Task objective: Select lines where the word "structured" appears.

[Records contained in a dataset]
____
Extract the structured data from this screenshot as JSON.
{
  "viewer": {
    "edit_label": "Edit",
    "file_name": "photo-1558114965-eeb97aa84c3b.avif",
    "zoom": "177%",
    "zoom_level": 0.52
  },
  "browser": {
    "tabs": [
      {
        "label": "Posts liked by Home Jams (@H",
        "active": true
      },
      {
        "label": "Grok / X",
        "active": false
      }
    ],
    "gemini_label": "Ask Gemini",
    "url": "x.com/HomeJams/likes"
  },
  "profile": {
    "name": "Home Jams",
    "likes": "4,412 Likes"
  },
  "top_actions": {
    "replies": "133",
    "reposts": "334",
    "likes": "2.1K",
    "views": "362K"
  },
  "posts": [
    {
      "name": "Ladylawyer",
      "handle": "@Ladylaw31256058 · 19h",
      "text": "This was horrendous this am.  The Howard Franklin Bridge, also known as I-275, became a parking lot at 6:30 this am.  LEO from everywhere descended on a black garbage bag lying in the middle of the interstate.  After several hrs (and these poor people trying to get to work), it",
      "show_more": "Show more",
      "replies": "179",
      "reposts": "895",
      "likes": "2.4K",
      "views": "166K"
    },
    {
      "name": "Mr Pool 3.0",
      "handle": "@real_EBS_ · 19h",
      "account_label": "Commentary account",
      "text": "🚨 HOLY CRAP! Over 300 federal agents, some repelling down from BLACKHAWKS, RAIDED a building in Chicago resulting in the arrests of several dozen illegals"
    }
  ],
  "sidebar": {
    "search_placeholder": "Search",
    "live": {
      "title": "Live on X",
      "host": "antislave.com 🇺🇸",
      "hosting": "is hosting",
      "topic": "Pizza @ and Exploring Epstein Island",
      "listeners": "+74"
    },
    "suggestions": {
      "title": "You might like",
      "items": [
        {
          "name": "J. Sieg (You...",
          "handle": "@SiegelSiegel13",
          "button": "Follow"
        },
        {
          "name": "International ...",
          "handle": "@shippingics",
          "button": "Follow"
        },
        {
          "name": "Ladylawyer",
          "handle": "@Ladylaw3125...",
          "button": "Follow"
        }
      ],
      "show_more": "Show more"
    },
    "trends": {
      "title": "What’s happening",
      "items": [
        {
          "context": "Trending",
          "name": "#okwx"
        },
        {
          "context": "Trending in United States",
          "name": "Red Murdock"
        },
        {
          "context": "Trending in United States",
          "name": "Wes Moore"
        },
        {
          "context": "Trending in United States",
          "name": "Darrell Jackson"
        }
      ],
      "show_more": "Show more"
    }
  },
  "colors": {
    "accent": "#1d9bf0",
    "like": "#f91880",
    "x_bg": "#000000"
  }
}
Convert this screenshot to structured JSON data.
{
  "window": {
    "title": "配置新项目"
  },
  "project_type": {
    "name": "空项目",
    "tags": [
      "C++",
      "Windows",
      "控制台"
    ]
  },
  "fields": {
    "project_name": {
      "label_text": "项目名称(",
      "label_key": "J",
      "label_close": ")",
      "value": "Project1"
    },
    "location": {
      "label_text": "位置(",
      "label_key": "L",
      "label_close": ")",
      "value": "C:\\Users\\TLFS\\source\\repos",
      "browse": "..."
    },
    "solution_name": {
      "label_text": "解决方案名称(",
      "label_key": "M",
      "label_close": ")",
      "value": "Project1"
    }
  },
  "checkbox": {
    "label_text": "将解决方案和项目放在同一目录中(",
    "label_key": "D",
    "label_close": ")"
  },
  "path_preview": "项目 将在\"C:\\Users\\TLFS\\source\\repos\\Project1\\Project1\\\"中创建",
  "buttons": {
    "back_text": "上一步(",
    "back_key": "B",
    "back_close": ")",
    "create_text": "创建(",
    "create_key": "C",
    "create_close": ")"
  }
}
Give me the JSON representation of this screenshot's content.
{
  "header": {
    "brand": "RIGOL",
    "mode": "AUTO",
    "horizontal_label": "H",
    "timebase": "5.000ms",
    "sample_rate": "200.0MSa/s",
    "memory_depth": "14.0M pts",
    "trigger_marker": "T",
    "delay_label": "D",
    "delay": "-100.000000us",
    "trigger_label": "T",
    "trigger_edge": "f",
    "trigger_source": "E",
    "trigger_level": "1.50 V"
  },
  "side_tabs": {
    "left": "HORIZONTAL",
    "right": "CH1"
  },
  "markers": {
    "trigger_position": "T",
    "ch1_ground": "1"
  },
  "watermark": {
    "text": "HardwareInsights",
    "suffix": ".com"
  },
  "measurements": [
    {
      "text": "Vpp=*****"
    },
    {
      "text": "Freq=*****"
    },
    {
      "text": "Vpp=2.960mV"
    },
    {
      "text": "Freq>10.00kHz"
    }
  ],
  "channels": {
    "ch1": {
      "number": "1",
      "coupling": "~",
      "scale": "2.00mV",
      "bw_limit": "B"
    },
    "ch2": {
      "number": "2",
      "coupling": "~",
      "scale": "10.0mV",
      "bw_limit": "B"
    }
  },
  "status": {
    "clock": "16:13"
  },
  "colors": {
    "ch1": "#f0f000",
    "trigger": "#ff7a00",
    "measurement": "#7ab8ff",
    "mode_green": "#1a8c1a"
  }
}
____
Answer to this exercise:
Extract the structured data from this screenshot as JSON.
Convert this screenshot to structured JSON data.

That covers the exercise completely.